Dataset entries:
—————

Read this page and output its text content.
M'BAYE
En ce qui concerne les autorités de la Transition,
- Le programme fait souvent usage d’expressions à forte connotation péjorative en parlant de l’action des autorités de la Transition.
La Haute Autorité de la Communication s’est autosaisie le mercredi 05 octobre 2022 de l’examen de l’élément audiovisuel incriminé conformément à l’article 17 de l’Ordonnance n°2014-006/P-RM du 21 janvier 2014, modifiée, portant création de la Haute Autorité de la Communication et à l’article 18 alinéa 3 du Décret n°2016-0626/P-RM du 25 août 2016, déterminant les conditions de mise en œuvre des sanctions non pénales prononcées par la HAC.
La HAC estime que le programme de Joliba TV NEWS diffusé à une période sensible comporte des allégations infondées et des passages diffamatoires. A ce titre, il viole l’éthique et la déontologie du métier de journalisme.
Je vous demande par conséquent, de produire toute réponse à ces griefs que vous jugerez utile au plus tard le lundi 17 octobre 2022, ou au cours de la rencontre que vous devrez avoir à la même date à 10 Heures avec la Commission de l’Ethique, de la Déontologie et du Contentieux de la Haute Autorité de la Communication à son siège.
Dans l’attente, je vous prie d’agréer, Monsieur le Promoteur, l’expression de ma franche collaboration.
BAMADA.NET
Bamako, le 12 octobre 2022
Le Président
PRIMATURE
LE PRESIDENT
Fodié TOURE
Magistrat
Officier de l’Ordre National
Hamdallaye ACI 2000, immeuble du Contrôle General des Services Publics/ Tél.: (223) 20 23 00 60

—————

From the listing above, copy every line that holds the string "Haute".

La Haute Autorité de la Communication s’est autosaisie le mercredi 05 octobre 2022 de l’examen de l’élément audiovisuel incriminé conformément à l’article 17 de l’Ordonnance n°2014-006/P-RM du 21 janvier 2014, modifiée, portant création de la Haute Autorité de la Communication et à l’article 18 alinéa 3 du Décret n°2016-0626/P-RM du 25 août 2016, déterminant les conditions de mise en œuvre des sanctions non pénales prononcées par la HAC.
Je vous demande par conséquent, de produire toute réponse à ces griefs que vous jugerez utile au plus tard le lundi 17 octobre 2022, ou au cours de la rencontre que vous devrez avoir à la même date à 10 Heures avec la Commission de l’Ethique, de la Déontologie et du Contentieux de la Haute Autorité de la Communication à son siège.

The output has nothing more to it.